Exercise details: Write out each line exactly as it stands, please.

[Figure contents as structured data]
* start *

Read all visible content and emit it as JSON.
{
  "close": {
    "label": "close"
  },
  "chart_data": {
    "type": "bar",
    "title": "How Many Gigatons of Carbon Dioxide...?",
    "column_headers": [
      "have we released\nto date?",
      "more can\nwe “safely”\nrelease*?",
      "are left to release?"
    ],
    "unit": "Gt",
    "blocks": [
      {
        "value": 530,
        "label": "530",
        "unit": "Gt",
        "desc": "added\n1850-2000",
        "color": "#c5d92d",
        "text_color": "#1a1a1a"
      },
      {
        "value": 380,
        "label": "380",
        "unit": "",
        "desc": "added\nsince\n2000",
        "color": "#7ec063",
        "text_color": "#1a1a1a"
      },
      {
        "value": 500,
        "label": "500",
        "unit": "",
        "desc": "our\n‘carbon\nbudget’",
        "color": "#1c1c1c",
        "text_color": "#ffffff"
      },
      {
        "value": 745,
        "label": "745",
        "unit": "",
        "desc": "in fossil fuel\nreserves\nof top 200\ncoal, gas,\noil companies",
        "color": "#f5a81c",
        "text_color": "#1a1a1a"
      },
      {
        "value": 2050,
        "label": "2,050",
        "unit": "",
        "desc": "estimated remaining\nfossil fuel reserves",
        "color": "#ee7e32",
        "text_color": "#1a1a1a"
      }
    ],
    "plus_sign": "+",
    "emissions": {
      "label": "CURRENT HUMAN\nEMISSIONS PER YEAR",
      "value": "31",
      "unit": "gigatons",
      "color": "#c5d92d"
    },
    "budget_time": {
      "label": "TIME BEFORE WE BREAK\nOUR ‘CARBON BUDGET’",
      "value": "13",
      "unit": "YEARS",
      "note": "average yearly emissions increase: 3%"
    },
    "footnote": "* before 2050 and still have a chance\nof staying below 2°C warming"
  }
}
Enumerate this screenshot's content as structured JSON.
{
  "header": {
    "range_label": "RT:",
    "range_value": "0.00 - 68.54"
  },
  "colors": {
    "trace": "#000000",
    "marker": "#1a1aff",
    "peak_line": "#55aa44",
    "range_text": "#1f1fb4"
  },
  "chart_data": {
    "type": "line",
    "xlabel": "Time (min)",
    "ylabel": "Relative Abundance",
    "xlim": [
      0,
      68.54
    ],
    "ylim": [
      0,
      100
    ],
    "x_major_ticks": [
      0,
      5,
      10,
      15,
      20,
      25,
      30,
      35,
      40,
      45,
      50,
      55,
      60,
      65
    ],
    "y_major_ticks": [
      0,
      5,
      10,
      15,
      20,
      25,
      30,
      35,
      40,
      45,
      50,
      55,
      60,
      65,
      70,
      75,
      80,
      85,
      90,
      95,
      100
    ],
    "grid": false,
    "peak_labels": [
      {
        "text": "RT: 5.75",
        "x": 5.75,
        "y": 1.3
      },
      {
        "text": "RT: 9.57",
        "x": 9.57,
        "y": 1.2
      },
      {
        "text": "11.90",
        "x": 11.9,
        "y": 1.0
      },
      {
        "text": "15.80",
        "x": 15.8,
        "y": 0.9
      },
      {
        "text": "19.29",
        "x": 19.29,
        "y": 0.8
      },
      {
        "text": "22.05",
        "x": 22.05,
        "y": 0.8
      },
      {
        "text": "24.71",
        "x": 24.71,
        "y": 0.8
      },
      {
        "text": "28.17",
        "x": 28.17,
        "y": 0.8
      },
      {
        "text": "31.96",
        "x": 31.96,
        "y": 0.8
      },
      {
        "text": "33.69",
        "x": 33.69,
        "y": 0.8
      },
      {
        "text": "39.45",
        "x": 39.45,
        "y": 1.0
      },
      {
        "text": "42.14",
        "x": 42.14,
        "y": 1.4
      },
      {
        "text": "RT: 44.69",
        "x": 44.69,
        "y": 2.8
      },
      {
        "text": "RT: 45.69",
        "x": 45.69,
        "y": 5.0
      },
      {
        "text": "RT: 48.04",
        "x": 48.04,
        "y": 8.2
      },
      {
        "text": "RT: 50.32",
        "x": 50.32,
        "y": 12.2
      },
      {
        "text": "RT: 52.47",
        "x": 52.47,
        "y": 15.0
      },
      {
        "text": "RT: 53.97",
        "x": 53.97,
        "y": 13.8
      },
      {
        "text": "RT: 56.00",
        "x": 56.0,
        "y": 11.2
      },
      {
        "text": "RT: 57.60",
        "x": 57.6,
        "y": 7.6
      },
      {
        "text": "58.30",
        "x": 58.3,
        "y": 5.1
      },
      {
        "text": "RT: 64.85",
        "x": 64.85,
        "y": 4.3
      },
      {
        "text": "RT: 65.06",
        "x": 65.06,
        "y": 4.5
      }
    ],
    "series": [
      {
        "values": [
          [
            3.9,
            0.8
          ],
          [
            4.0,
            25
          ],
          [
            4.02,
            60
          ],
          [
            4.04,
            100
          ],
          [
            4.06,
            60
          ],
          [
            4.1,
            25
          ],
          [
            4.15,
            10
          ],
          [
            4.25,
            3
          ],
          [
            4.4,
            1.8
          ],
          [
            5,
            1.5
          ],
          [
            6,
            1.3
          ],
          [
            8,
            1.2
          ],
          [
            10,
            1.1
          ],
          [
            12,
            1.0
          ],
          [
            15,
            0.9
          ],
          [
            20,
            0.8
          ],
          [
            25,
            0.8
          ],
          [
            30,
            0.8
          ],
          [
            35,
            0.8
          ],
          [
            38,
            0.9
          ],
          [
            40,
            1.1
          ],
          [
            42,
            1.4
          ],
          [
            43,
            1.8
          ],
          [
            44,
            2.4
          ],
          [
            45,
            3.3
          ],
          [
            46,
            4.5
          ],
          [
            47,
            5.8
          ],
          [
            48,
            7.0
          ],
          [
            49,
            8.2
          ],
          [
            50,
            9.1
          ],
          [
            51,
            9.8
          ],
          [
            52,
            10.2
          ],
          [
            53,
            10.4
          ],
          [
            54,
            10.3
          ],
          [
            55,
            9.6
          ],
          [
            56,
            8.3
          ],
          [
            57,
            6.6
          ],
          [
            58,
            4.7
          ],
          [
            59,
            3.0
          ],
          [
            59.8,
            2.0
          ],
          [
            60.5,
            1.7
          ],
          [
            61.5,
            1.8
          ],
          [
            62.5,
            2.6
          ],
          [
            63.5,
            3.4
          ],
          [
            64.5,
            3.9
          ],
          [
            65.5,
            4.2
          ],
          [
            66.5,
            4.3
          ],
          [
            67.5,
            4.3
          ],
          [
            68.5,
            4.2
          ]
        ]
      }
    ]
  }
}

* end *

Task solution:
Read all visible content and emit it as JSON.
{
  "close": {
    "label": "close"
  },
  "chart_data": {
    "type": "bar",
    "title": "How Many Gigatons of Carbon Dioxide...?",
    "column_headers": [
      "have we released\nto date?",
      "more can\nwe “safely”\nrelease*?",
      "are left to release?"
    ],
    "unit": "Gt",
    "blocks": [
      {
        "value": 530,
        "label": "530",
        "unit": "Gt",
        "desc": "added\n1850-2000",
        "color": "#c5d92d",
        "text_color": "#1a1a1a"
      },
      {
        "value": 380,
        "label": "380",
        "unit": "",
        "desc": "added\nsince\n2000",
        "color": "#7ec063",
        "text_color": "#1a1a1a"
      },
      {
        "value": 500,
        "label": "500",
        "unit": "",
        "desc": "our\n‘carbon\nbudget’",
        "color": "#1c1c1c",
        "text_color": "#ffffff"
      },
      {
        "value": 745,
        "label": "745",
        "unit": "",
        "desc": "in fossil fuel\nreserves\nof top 200\ncoal, gas,\noil companies",
        "color": "#f5a81c",
        "text_color": "#1a1a1a"
      },
      {
        "value": 2050,
        "label": "2,050",
        "unit": "",
        "desc": "estimated remaining\nfossil fuel reserves",
        "color": "#ee7e32",
        "text_color": "#1a1a1a"
      }
    ],
    "plus_sign": "+",
    "emissions": {
      "label": "CURRENT HUMAN\nEMISSIONS PER YEAR",
      "value": "31",
      "unit": "gigatons",
      "color": "#c5d92d"
    },
    "budget_time": {
      "label": "TIME BEFORE WE BREAK\nOUR ‘CARBON BUDGET’",
      "value": "13",
      "unit": "YEARS",
      "note": "average yearly emissions increase: 3%"
    },
    "footnote": "* before 2050 and still have a chance\nof staying below 2°C warming"
  }
}
Enumerate this screenshot's content as structured JSON.
{
  "header": {
    "range_label": "RT:",
    "range_value": "0.00 - 68.54"
  },
  "colors": {
    "trace": "#000000",
    "marker": "#1a1aff",
    "peak_line": "#55aa44",
    "range_text": "#1f1fb4"
  },
  "chart_data": {
    "type": "line",
    "xlabel": "Time (min)",
    "ylabel": "Relative Abundance",
    "xlim": [
      0,
      68.54
    ],
    "ylim": [
      0,
      100
    ],
    "x_major_ticks": [
      0,
      5,
      10,
      15,
      20,
      25,
      30,
      35,
      40,
      45,
      50,
      55,
      60,
      65
    ],
    "y_major_ticks": [
      0,
      5,
      10,
      15,
      20,
      25,
      30,
      35,
      40,
      45,
      50,
      55,
      60,
      65,
      70,
      75,
      80,
      85,
      90,
      95,
      100
    ],
    "grid": false,
    "peak_labels": [
      {
        "text": "RT: 5.75",
        "x": 5.75,
        "y": 1.3
      },
      {
        "text": "RT: 9.57",
        "x": 9.57,
        "y": 1.2
      },
      {
        "text": "11.90",
        "x": 11.9,
        "y": 1.0
      },
      {
        "text": "15.80",
        "x": 15.8,
        "y": 0.9
      },
      {
        "text": "19.29",
        "x": 19.29,
        "y": 0.8
      },
      {
        "text": "22.05",
        "x": 22.05,
        "y": 0.8
      },
      {
        "text": "24.71",
        "x": 24.71,
        "y": 0.8
      },
      {
        "text": "28.17",
        "x": 28.17,
        "y": 0.8
      },
      {
        "text": "31.96",
        "x": 31.96,
        "y": 0.8
      },
      {
        "text": "33.69",
        "x": 33.69,
        "y": 0.8
      },
      {
        "text": "39.45",
        "x": 39.45,
        "y": 1.0
      },
      {
        "text": "42.14",
        "x": 42.14,
        "y": 1.4
      },
      {
        "text": "RT: 44.69",
        "x": 44.69,
        "y": 2.8
      },
      {
        "text": "RT: 45.69",
        "x": 45.69,
        "y": 5.0
      },
      {
        "text": "RT: 48.04",
        "x": 48.04,
        "y": 8.2
      },
      {
        "text": "RT: 50.32",
        "x": 50.32,
        "y": 12.2
      },
      {
        "text": "RT: 52.47",
        "x": 52.47,
        "y": 15.0
      },
      {
        "text": "RT: 53.97",
        "x": 53.97,
        "y": 13.8
      },
      {
        "text": "RT: 56.00",
        "x": 56.0,
        "y": 11.2
      },
      {
        "text": "RT: 57.60",
        "x": 57.6,
        "y": 7.6
      },
      {
        "text": "58.30",
        "x": 58.3,
        "y": 5.1
      },
      {
        "text": "RT: 64.85",
        "x": 64.85,
        "y": 4.3
      },
      {
        "text": "RT: 65.06",
        "x": 65.06,
        "y": 4.5
      }
    ],
    "series": [
      {
        "values": [
          [
            3.9,
            0.8
          ],
          [
            4.0,
            25
          ],
          [
            4.02,
            60
          ],
          [
            4.04,
            100
          ],
          [
            4.06,
            60
          ],
          [
            4.1,
            25
          ],
          [
            4.15,
            10
          ],
          [
            4.25,
            3
          ],
          [
            4.4,
            1.8
          ],
          [
            5,
            1.5
          ],
          [
            6,
            1.3
          ],
          [
            8,
            1.2
          ],
          [
            10,
            1.1
          ],
          [
            12,
            1.0
          ],
          [
            15,
            0.9
          ],
          [
            20,
            0.8
          ],
          [
            25,
            0.8
          ],
          [
            30,
            0.8
          ],
          [
            35,
            0.8
          ],
          [
            38,
            0.9
          ],
          [
            40,
            1.1
          ],
          [
            42,
            1.4
          ],
          [
            43,
            1.8
          ],
          [
            44,
            2.4
          ],
          [
            45,
            3.3
          ],
          [
            46,
            4.5
          ],
          [
            47,
            5.8
          ],
          [
            48,
            7.0
          ],
          [
            49,
            8.2
          ],
          [
            50,
            9.1
          ],
          [
            51,
            9.8
          ],
          [
            52,
            10.2
          ],
          [
            53,
            10.4
          ],
          [
            54,
            10.3
          ],
          [
            55,
            9.6
          ],
          [
            56,
            8.3
          ],
          [
            57,
            6.6
          ],
          [
            58,
            4.7
          ],
          [
            59,
            3.0
          ],
          [
            59.8,
            2.0
          ],
          [
            60.5,
            1.7
          ],
          [
            61.5,
            1.8
          ],
          [
            62.5,
            2.6
          ],
          [
            63.5,
            3.4
          ],
          [
            64.5,
            3.9
          ],
          [
            65.5,
            4.2
          ],
          [
            66.5,
            4.3
          ],
          [
            67.5,
            4.3
          ],
          [
            68.5,
            4.2
          ]
        ]
      }
    ]
  }
}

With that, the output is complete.